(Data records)
● ● ● ●
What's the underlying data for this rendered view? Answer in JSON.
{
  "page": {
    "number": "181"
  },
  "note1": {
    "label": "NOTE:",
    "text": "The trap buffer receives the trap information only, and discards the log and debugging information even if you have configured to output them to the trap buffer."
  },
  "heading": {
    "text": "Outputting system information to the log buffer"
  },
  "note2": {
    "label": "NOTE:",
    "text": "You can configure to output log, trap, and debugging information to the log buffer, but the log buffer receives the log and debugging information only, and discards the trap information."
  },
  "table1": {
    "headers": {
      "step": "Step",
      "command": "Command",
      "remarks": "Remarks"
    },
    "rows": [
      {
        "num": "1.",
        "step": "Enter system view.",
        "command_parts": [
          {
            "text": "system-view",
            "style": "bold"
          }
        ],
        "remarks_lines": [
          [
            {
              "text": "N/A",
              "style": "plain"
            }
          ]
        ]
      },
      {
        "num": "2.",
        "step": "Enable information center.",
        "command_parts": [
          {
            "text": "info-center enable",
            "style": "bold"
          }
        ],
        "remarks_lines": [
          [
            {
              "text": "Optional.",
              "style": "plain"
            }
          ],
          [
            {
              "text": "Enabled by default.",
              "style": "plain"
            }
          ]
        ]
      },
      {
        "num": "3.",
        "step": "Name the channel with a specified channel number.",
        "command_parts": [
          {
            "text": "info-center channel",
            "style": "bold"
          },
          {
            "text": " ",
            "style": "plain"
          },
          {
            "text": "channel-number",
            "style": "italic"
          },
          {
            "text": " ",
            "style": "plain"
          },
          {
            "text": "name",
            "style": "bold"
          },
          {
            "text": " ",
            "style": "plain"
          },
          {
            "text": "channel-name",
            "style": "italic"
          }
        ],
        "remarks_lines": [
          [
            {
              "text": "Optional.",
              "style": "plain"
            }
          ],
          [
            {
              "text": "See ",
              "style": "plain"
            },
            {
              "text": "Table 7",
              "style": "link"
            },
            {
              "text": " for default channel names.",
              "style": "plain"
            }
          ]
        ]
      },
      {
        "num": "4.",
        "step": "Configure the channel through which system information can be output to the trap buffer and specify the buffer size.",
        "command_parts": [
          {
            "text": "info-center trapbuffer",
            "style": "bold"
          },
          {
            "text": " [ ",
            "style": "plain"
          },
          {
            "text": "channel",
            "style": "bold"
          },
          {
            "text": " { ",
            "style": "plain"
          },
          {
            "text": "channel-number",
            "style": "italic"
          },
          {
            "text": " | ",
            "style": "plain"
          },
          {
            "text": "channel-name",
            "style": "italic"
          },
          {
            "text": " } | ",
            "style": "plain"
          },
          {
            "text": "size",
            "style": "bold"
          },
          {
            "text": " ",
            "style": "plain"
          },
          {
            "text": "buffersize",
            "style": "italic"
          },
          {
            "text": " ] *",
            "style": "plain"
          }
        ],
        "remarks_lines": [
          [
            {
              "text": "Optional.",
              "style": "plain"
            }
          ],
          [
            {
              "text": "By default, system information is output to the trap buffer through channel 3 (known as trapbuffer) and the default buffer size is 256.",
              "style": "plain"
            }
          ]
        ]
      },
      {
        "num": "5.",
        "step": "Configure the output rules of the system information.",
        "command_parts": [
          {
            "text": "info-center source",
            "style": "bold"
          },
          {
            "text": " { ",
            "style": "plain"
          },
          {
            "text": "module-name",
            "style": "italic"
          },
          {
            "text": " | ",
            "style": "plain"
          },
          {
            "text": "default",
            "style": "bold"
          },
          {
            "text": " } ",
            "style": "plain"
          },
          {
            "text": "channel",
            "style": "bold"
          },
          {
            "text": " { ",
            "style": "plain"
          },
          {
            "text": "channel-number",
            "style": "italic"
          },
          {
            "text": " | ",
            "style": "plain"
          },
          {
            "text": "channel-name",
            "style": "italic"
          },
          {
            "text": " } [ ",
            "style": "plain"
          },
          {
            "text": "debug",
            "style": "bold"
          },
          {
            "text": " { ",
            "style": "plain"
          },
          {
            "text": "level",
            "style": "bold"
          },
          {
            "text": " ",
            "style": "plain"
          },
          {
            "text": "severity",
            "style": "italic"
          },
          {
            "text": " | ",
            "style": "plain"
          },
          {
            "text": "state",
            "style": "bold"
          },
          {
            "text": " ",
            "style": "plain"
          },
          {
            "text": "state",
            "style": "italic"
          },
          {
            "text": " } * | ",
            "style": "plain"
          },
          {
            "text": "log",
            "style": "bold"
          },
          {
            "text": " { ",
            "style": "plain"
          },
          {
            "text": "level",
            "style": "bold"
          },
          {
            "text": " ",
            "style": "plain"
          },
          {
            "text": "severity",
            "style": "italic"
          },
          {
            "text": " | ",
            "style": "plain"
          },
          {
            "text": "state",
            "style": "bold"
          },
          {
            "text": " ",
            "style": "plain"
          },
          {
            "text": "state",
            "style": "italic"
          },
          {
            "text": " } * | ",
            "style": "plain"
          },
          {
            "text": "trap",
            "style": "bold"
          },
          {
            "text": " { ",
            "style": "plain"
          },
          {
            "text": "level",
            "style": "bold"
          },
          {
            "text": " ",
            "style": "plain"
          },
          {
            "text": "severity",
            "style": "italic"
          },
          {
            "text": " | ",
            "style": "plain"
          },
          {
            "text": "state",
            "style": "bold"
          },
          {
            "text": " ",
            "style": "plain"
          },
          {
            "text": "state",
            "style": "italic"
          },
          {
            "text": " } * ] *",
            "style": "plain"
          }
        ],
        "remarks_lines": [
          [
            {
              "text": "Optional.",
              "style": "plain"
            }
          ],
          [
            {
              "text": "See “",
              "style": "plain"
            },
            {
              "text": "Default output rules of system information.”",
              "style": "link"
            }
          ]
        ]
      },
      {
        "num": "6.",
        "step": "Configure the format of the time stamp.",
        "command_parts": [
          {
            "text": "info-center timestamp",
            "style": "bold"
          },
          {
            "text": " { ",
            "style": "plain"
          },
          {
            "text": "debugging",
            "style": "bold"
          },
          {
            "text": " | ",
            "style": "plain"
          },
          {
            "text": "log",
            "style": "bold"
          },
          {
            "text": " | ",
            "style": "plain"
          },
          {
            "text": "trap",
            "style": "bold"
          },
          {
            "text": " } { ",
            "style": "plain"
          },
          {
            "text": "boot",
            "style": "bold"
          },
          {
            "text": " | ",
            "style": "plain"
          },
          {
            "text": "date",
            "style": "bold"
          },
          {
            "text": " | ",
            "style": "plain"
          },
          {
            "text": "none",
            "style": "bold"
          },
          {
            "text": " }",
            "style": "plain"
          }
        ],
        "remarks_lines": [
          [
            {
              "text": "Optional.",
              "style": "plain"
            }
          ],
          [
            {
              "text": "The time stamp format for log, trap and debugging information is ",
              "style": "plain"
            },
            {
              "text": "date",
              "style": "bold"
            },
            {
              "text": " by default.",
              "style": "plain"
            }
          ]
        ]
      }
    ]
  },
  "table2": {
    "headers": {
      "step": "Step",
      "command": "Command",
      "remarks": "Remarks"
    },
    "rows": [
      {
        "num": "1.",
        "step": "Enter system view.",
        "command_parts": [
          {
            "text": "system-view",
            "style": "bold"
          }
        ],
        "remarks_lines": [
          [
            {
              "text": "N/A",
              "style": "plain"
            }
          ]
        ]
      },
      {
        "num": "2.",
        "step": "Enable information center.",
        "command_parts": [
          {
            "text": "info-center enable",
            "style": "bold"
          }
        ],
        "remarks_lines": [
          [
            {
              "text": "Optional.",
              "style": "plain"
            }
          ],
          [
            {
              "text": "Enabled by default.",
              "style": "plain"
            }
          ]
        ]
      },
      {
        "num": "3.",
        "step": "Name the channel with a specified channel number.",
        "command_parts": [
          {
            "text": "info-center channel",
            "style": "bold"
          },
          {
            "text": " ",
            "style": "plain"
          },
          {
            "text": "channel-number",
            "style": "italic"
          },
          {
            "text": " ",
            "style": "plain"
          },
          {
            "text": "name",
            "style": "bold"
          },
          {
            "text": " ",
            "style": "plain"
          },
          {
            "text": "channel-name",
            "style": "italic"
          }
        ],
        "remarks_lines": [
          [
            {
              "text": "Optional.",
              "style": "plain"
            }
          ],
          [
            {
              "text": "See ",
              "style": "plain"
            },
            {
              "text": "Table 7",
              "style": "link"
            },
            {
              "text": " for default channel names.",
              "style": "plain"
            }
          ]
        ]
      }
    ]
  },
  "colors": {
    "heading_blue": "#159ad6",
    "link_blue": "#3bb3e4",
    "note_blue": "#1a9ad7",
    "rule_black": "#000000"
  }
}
● ● ● ●
# [WHAT YOU SHOULD DO]
Copy all the lines above that hold the string "only".

# [CORRECT RESULT]
    "text": "The trap buffer receives the trap information only, and discards the log and debugging information even if you have configured to output them to the trap buffer."
    "text": "You can configure to output log, trap, and debugging information to the log buffer, but the log buffer receives the log and debugging information only, and discards the trap information."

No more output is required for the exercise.